Entries with figure data:
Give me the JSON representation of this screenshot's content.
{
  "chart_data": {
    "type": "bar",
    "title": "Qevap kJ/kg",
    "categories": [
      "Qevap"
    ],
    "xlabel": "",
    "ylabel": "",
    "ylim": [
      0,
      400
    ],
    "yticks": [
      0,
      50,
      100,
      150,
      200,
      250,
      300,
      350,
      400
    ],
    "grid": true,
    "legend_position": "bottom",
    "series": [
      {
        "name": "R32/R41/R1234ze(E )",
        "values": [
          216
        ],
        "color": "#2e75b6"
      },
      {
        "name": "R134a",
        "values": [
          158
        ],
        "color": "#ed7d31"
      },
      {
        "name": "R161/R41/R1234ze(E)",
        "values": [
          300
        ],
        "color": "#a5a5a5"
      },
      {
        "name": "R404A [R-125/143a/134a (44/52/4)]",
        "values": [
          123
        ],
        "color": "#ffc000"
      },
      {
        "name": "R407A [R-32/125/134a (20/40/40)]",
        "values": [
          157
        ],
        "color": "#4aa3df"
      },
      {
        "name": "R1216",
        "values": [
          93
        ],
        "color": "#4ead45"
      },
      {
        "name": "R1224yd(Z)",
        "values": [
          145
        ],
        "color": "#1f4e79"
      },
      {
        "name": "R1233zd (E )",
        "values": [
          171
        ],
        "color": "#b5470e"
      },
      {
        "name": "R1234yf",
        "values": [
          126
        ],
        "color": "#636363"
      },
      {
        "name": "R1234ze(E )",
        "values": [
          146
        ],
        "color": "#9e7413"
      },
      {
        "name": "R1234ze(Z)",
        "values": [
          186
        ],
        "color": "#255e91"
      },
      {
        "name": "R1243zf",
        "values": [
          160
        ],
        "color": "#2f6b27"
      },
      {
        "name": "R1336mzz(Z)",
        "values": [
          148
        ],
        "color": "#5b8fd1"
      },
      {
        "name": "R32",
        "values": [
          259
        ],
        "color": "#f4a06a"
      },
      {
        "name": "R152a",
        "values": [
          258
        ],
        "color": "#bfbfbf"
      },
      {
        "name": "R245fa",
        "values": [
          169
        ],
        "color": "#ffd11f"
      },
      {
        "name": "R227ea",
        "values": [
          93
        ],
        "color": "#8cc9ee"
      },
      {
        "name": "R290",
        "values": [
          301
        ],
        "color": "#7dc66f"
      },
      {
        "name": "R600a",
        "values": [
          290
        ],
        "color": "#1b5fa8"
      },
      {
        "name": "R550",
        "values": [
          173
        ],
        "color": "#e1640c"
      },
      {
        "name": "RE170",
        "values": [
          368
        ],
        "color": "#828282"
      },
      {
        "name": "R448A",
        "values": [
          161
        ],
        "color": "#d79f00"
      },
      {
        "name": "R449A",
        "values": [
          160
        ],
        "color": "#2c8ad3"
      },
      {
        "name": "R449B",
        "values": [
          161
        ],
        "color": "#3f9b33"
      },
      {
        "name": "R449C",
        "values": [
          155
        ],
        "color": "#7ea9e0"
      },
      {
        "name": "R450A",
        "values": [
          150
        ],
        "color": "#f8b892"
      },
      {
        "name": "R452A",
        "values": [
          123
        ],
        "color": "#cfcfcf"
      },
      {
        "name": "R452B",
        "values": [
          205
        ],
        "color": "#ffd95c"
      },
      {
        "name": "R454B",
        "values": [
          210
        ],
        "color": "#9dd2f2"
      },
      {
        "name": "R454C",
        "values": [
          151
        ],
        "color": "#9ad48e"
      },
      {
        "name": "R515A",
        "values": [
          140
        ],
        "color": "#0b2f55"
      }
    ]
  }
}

* _Set problem_
Output every line above without altering anything.

* _The output_
Give me the JSON representation of this screenshot's content.
{
  "chart_data": {
    "type": "bar",
    "title": "Qevap kJ/kg",
    "categories": [
      "Qevap"
    ],
    "xlabel": "",
    "ylabel": "",
    "ylim": [
      0,
      400
    ],
    "yticks": [
      0,
      50,
      100,
      150,
      200,
      250,
      300,
      350,
      400
    ],
    "grid": true,
    "legend_position": "bottom",
    "series": [
      {
        "name": "R32/R41/R1234ze(E )",
        "values": [
          216
        ],
        "color": "#2e75b6"
      },
      {
        "name": "R134a",
        "values": [
          158
        ],
        "color": "#ed7d31"
      },
      {
        "name": "R161/R41/R1234ze(E)",
        "values": [
          300
        ],
        "color": "#a5a5a5"
      },
      {
        "name": "R404A [R-125/143a/134a (44/52/4)]",
        "values": [
          123
        ],
        "color": "#ffc000"
      },
      {
        "name": "R407A [R-32/125/134a (20/40/40)]",
        "values": [
          157
        ],
        "color": "#4aa3df"
      },
      {
        "name": "R1216",
        "values": [
          93
        ],
        "color": "#4ead45"
      },
      {
        "name": "R1224yd(Z)",
        "values": [
          145
        ],
        "color": "#1f4e79"
      },
      {
        "name": "R1233zd (E )",
        "values": [
          171
        ],
        "color": "#b5470e"
      },
      {
        "name": "R1234yf",
        "values": [
          126
        ],
        "color": "#636363"
      },
      {
        "name": "R1234ze(E )",
        "values": [
          146
        ],
        "color": "#9e7413"
      },
      {
        "name": "R1234ze(Z)",
        "values": [
          186
        ],
        "color": "#255e91"
      },
      {
        "name": "R1243zf",
        "values": [
          160
        ],
        "color": "#2f6b27"
      },
      {
        "name": "R1336mzz(Z)",
        "values": [
          148
        ],
        "color": "#5b8fd1"
      },
      {
        "name": "R32",
        "values": [
          259
        ],
        "color": "#f4a06a"
      },
      {
        "name": "R152a",
        "values": [
          258
        ],
        "color": "#bfbfbf"
      },
      {
        "name": "R245fa",
        "values": [
          169
        ],
        "color": "#ffd11f"
      },
      {
        "name": "R227ea",
        "values": [
          93
        ],
        "color": "#8cc9ee"
      },
      {
        "name": "R290",
        "values": [
          301
        ],
        "color": "#7dc66f"
      },
      {
        "name": "R600a",
        "values": [
          290
        ],
        "color": "#1b5fa8"
      },
      {
        "name": "R550",
        "values": [
          173
        ],
        "color": "#e1640c"
      },
      {
        "name": "RE170",
        "values": [
          368
        ],
        "color": "#828282"
      },
      {
        "name": "R448A",
        "values": [
          161
        ],
        "color": "#d79f00"
      },
      {
        "name": "R449A",
        "values": [
          160
        ],
        "color": "#2c8ad3"
      },
      {
        "name": "R449B",
        "values": [
          161
        ],
        "color": "#3f9b33"
      },
      {
        "name": "R449C",
        "values": [
          155
        ],
        "color": "#7ea9e0"
      },
      {
        "name": "R450A",
        "values": [
          150
        ],
        "color": "#f8b892"
      },
      {
        "name": "R452A",
        "values": [
          123
        ],
        "color": "#cfcfcf"
      },
      {
        "name": "R452B",
        "values": [
          205
        ],
        "color": "#ffd95c"
      },
      {
        "name": "R454B",
        "values": [
          210
        ],
        "color": "#9dd2f2"
      },
      {
        "name": "R454C",
        "values": [
          151
        ],
        "color": "#9ad48e"
      },
      {
        "name": "R515A",
        "values": [
          140
        ],
        "color": "#0b2f55"
      }
    ]
  }
}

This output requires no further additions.